Unser Methoden-Tipp:
Napkin Sketch

Mit diesem, einem Werbeplakat ähnelnden, Entwurf einer Idee können Sie sehr gut auf den Punkt bringen, was Sie genau bewerben möchten und welche Vorteile diese Ihren Gästen bieten.

Diese Methode im Methodenfinder entdecken (Log-In erforderlich)

Managementinnovation

Diese Form der Innovation betrifft auf der einen Seite jene, die im Tourismus arbeiten und ist während ebenfalls der Pandemie zusehends wichtiger geworden. So wurden vielerorts neue Formen des Arbeitens (hybride Meetings, bei denen einzelne via Zoom hinzugeschaltet werden) in Organisationen erprobt und etabliert. Ziel ist es dabei auch, auf die Bedarfe der Mitarbeitenden einzugehen und so Fachkräfte zu binden und das Unternehmen damit zukunftsfähig auszurichten. Auf der anderen Seite bietet diese neue Form des Arbeitens, wo der Wechsel zwischen Freizeit und Arbeit zunehmend fließend ist (Work-Life-Blending), Chancen für innovative Angebote in Form von Co-Working-Spaces, Workation-Retreats und so weiter, was großes Potenzial insbesondere für ländliche und abgelegene Seminarhäuser bietet. Denn für kreative (innovative) Workshops und Events wird oftmals ein Kontrast zum städtisch geprägten Agenturleben gesucht.

Unser Methoden-Tipp:
Stakeholder Mapping

Ein Stakeholder Mapping visualisiert alle in einer Abteilung oder in einem Projekt beteiligten Akteur:innen und hilft Ihnen zunächst einmal, einen Überblick zu erhalten, wen Sie bei der Umstrukturierung von Arbeitsprozessen alles bedenken müssen.

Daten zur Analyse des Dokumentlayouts
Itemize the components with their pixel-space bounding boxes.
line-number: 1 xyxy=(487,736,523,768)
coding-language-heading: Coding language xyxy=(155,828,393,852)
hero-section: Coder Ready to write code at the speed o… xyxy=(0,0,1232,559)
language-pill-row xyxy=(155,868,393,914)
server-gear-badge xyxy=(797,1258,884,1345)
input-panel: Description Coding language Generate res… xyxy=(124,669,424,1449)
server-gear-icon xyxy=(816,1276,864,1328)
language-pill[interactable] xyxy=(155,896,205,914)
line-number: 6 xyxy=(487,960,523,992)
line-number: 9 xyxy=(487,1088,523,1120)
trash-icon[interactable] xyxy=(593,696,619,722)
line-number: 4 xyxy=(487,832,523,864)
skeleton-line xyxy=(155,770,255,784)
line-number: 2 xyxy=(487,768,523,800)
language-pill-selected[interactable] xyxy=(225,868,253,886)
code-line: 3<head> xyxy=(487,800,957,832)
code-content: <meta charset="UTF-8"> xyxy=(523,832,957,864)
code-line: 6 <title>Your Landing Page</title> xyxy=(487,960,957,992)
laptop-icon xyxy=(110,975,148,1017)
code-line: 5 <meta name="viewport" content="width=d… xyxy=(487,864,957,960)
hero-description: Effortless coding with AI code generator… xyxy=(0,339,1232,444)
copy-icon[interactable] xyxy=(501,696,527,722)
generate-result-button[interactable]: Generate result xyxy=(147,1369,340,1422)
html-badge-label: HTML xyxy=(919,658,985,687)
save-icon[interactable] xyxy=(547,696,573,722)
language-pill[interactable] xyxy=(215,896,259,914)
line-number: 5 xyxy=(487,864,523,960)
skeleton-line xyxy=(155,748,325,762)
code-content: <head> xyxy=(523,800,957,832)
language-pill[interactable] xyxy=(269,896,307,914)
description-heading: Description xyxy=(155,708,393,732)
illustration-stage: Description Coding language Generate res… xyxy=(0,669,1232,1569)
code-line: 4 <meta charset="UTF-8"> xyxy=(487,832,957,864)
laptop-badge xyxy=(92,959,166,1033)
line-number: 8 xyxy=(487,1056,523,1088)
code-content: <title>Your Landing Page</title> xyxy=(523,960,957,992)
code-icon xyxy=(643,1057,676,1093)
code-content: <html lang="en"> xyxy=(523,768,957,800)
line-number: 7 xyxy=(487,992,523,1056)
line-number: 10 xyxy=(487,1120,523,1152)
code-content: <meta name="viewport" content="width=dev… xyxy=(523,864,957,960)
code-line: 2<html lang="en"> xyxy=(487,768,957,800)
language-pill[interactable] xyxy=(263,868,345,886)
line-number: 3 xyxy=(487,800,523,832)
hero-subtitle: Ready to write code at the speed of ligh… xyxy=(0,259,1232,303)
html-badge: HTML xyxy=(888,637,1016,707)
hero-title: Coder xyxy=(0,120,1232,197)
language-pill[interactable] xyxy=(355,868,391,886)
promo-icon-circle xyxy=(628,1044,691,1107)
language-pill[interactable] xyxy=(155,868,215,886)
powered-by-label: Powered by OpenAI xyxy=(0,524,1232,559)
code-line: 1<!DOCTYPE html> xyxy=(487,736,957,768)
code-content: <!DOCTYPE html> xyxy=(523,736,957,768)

→ ÜBUNGSZIEL:
Können Sie aus dem Text über Innovation im Tourismus alles von „Mit diesem, einem“ bis hinunter zu „Ihren Gästen bieten.“ wortgetreu wiederholen? Halten Sie sich ausschließlich an den Text.

→ ANTWORT:
Mit diesem, einem Werbeplakat ähnelnden, Entwurf einer Idee können Sie sehr gut auf den Punkt bringen, was Sie genau bewerben möchten und welche Vorteile diese Ihren Gästen bieten.